→ **WHAT YOU NEED TO DO**: An exact copy of the records is required, minus the pictures they hold.
◇ ◇ ◇
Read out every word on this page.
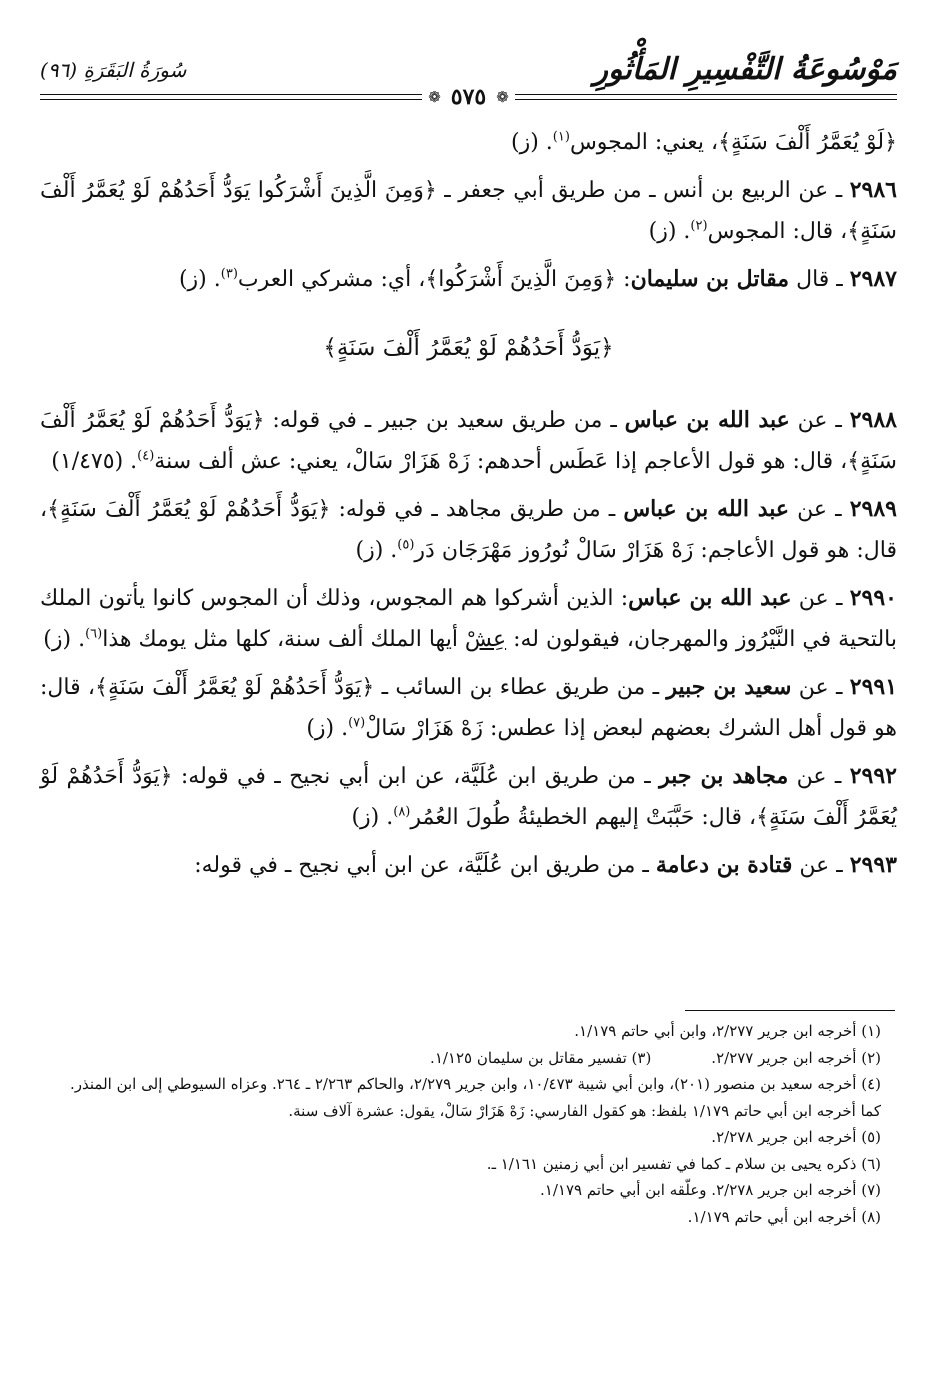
مَوْسُوعَةُ التَّفْسِيرِ المَأْثُورِ
سُورَةُ البَقَرَةِ (٩٦)
❁
٥٧٥
❁

﴿لَوْ يُعَمَّرُ أَلْفَ سَنَةٍ﴾، يعني: المجوس$^{(١)}$. (ز)

٢٩٨٦ ـ عن الربيع بن أنس ـ من طريق أبي جعفر ـ ﴿وَمِنَ الَّذِينَ أَشْرَكُوا يَوَدُّ أَحَدُهُمْ لَوْ يُعَمَّرُ أَلْفَ سَنَةٍ﴾، قال: المجوس$^{(٢)}$. (ز)

٢٩٨٧ ـ قال مقاتل بن سليمان: ﴿وَمِنَ الَّذِينَ أَشْرَكُوا﴾، أي: مشركي العرب$^{(٣)}$. (ز)

﴿يَوَدُّ أَحَدُهُمْ لَوْ يُعَمَّرُ أَلْفَ سَنَةٍ﴾

٢٩٨٨ ـ عن عبد الله بن عباس ـ من طريق سعيد بن جبير ـ في قوله: ﴿يَوَدُّ أَحَدُهُمْ لَوْ يُعَمَّرُ أَلْفَ سَنَةٍ﴾، قال: هو قول الأعاجم إذا عَطَس أحدهم: زَهْ هَزَارْ سَالْ، يعني: عش ألف سنة$^{(٤)}$. (١/٤٧٥)

٢٩٨٩ ـ عن عبد الله بن عباس ـ من طريق مجاهد ـ في قوله: ﴿يَوَدُّ أَحَدُهُمْ لَوْ يُعَمَّرُ أَلْفَ سَنَةٍ﴾، قال: هو قول الأعاجم: زَهْ هَزَارْ سَالْ نُورُوز مَهْرَجَان دَر$^{(٥)}$. (ز)

٢٩٩٠ ـ عن عبد الله بن عباس: الذين أشركوا هم المجوس، وذلك أن المجوس كانوا يأتون الملك بالتحية في النَّيْرُوز والمهرجان، فيقولون له: عِشْ أيها الملك ألف سنة، كلها مثل يومك هذا$^{(٦)}$. (ز)

٢٩٩١ ـ عن سعيد بن جبير ـ من طريق عطاء بن السائب ـ ﴿يَوَدُّ أَحَدُهُمْ لَوْ يُعَمَّرُ أَلْفَ سَنَةٍ﴾، قال: هو قول أهل الشرك بعضهم لبعض إذا عطس: زَهْ هَزَارْ سَالْ$^{(٧)}$. (ز)

٢٩٩٢ ـ عن مجاهد بن جبر ـ من طريق ابن عُلَيَّة، عن ابن أبي نجيح ـ في قوله: ﴿يَوَدُّ أَحَدُهُمْ لَوْ يُعَمَّرُ أَلْفَ سَنَةٍ﴾، قال: حَبَّبَتْ إليهم الخطيئةُ طُولَ العُمُر$^{(٨)}$. (ز)

٢٩٩٣ ـ عن قتادة بن دعامة ـ من طريق ابن عُلَيَّة، عن ابن أبي نجيح ـ في قوله:

(١) أخرجه ابن جرير ٢/٢٧٧، وابن أبي حاتم ١/١٧٩.

(٢) أخرجه ابن جرير ٢/٢٧٧.

(٣) تفسير مقاتل بن سليمان ١/١٢٥.

(٤) أخرجه سعيد بن منصور (٢٠١)، وابن أبي شيبة ١٠/٤٧٣، وابن جرير ٢/٢٧٩، والحاكم ٢/٢٦٣ ـ ٢٦٤. وعزاه السيوطي إلى ابن المنذر. كما أخرجه ابن أبي حاتم ١/١٧٩ بلفظ: هو كقول الفارسي: زَهْ هَزَارْ سَالْ، يقول: عشرة آلاف سنة.

(٥) أخرجه ابن جرير ٢/٢٧٨.

(٦) ذكره يحيى بن سلام ـ كما في تفسير ابن أبي زمنين ١/١٦١ ـ.

(٧) أخرجه ابن جرير ٢/٢٧٨. وعلّقه ابن أبي حاتم ١/١٧٩.

(٨) أخرجه ابن أبي حاتم ١/١٧٩.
◇ ◇ ◇
→ **RESPONSE**:
Read out every word on this page.
مَوْسُوعَةُ التَّفْسِيرِ المَأْثُورِ
سُورَةُ البَقَرَةِ (٩٦)
❁
٥٧٥
❁

﴿لَوْ يُعَمَّرُ أَلْفَ سَنَةٍ﴾، يعني: المجوس$^{(١)}$. (ز)

٢٩٨٦ ـ عن الربيع بن أنس ـ من طريق أبي جعفر ـ ﴿وَمِنَ الَّذِينَ أَشْرَكُوا يَوَدُّ أَحَدُهُمْ لَوْ يُعَمَّرُ أَلْفَ سَنَةٍ﴾، قال: المجوس$^{(٢)}$. (ز)

٢٩٨٧ ـ قال مقاتل بن سليمان: ﴿وَمِنَ الَّذِينَ أَشْرَكُوا﴾، أي: مشركي العرب$^{(٣)}$. (ز)

﴿يَوَدُّ أَحَدُهُمْ لَوْ يُعَمَّرُ أَلْفَ سَنَةٍ﴾

٢٩٨٨ ـ عن عبد الله بن عباس ـ من طريق سعيد بن جبير ـ في قوله: ﴿يَوَدُّ أَحَدُهُمْ لَوْ يُعَمَّرُ أَلْفَ سَنَةٍ﴾، قال: هو قول الأعاجم إذا عَطَس أحدهم: زَهْ هَزَارْ سَالْ، يعني: عش ألف سنة$^{(٤)}$. (١/٤٧٥)

٢٩٨٩ ـ عن عبد الله بن عباس ـ من طريق مجاهد ـ في قوله: ﴿يَوَدُّ أَحَدُهُمْ لَوْ يُعَمَّرُ أَلْفَ سَنَةٍ﴾، قال: هو قول الأعاجم: زَهْ هَزَارْ سَالْ نُورُوز مَهْرَجَان دَر$^{(٥)}$. (ز)

٢٩٩٠ ـ عن عبد الله بن عباس: الذين أشركوا هم المجوس، وذلك أن المجوس كانوا يأتون الملك بالتحية في النَّيْرُوز والمهرجان، فيقولون له: عِشْ أيها الملك ألف سنة، كلها مثل يومك هذا$^{(٦)}$. (ز)

٢٩٩١ ـ عن سعيد بن جبير ـ من طريق عطاء بن السائب ـ ﴿يَوَدُّ أَحَدُهُمْ لَوْ يُعَمَّرُ أَلْفَ سَنَةٍ﴾، قال: هو قول أهل الشرك بعضهم لبعض إذا عطس: زَهْ هَزَارْ سَالْ$^{(٧)}$. (ز)

٢٩٩٢ ـ عن مجاهد بن جبر ـ من طريق ابن عُلَيَّة، عن ابن أبي نجيح ـ في قوله: ﴿يَوَدُّ أَحَدُهُمْ لَوْ يُعَمَّرُ أَلْفَ سَنَةٍ﴾، قال: حَبَّبَتْ إليهم الخطيئةُ طُولَ العُمُر$^{(٨)}$. (ز)

٢٩٩٣ ـ عن قتادة بن دعامة ـ من طريق ابن عُلَيَّة، عن ابن أبي نجيح ـ في قوله:

(١) أخرجه ابن جرير ٢/٢٧٧، وابن أبي حاتم ١/١٧٩.

(٢) أخرجه ابن جرير ٢/٢٧٧.

(٣) تفسير مقاتل بن سليمان ١/١٢٥.

(٤) أخرجه سعيد بن منصور (٢٠١)، وابن أبي شيبة ١٠/٤٧٣، وابن جرير ٢/٢٧٩، والحاكم ٢/٢٦٣ ـ ٢٦٤. وعزاه السيوطي إلى ابن المنذر. كما أخرجه ابن أبي حاتم ١/١٧٩ بلفظ: هو كقول الفارسي: زَهْ هَزَارْ سَالْ، يقول: عشرة آلاف سنة.

(٥) أخرجه ابن جرير ٢/٢٧٨.

(٦) ذكره يحيى بن سلام ـ كما في تفسير ابن أبي زمنين ١/١٦١ ـ.

(٧) أخرجه ابن جرير ٢/٢٧٨. وعلّقه ابن أبي حاتم ١/١٧٩.

(٨) أخرجه ابن أبي حاتم ١/١٧٩.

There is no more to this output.